Show in full each row that contains the string "through". Case counts.

— START SUPPLIED RECORDS —

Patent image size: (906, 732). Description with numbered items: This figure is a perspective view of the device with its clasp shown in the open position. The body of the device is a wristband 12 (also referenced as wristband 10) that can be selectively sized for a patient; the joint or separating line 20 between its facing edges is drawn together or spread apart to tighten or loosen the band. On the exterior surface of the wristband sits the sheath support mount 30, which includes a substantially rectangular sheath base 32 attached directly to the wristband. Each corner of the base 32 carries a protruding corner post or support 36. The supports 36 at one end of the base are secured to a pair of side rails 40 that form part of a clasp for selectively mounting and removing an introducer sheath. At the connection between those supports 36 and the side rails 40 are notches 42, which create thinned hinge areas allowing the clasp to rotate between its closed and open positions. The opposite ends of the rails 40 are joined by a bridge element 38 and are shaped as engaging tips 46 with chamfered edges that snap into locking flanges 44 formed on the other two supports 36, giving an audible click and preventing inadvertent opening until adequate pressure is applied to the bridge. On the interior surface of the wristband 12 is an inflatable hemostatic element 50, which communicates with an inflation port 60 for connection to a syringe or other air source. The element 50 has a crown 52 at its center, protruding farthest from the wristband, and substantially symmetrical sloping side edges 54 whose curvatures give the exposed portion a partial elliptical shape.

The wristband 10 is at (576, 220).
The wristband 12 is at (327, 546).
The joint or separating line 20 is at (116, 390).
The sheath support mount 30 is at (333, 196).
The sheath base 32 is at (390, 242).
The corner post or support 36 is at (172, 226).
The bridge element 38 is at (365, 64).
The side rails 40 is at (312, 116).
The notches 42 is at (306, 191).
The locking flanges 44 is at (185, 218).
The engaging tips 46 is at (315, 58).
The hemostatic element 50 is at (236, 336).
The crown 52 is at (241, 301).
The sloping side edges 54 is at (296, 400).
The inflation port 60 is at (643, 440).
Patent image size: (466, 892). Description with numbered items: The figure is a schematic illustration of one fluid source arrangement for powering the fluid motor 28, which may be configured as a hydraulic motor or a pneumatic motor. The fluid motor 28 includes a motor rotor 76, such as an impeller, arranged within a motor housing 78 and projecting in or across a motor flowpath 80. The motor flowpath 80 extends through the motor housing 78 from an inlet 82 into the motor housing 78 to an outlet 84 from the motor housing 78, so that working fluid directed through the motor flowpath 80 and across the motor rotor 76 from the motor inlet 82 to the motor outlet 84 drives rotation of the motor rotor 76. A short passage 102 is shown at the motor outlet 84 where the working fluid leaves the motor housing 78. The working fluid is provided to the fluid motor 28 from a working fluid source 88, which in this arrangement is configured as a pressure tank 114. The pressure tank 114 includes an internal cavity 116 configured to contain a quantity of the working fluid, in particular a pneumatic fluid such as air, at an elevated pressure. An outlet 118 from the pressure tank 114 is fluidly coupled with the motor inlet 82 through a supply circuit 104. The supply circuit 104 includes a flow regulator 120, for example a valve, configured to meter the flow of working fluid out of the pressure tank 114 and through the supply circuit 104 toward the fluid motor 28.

— END SUPPLIED RECORDS —

▸ **IN RESPONSE**
Patent image size: (466, 892). Description with numbered items: The figure is a schematic illustration of one fluid source arrangement for powering the fluid motor 28, which may be configured as a hydraulic motor or a pneumatic motor. The fluid motor 28 includes a motor rotor 76, such as an impeller, arranged within a motor housing 78 and projecting in or across a motor flowpath 80. The motor flowpath 80 extends through the motor housing 78 from an inlet 82 into the motor housing 78 to an outlet 84 from the motor housing 78, so that working fluid directed through the motor flowpath 80 and across the motor rotor 76 from the motor inlet 82 to the motor outlet 84 drives rotation of the motor rotor 76. A short passage 102 is shown at the motor outlet 84 where the working fluid leaves the motor housing 78. The working fluid is provided to the fluid motor 28 from a working fluid source 88, which in this arrangement is configured as a pressure tank 114. The pressure tank 114 includes an internal cavity 116 configured to contain a quantity of the working fluid, in particular a pneumatic fluid such as air, at an elevated pressure. An outlet 118 from the pressure tank 114 is fluidly coupled with the motor inlet 82 through a supply circuit 104. The supply circuit 104 includes a flow regulator 120, for example a valve, configured to meter the flow of working fluid out of the pressure tank 114 and through the supply circuit 104 toward the fluid motor 28.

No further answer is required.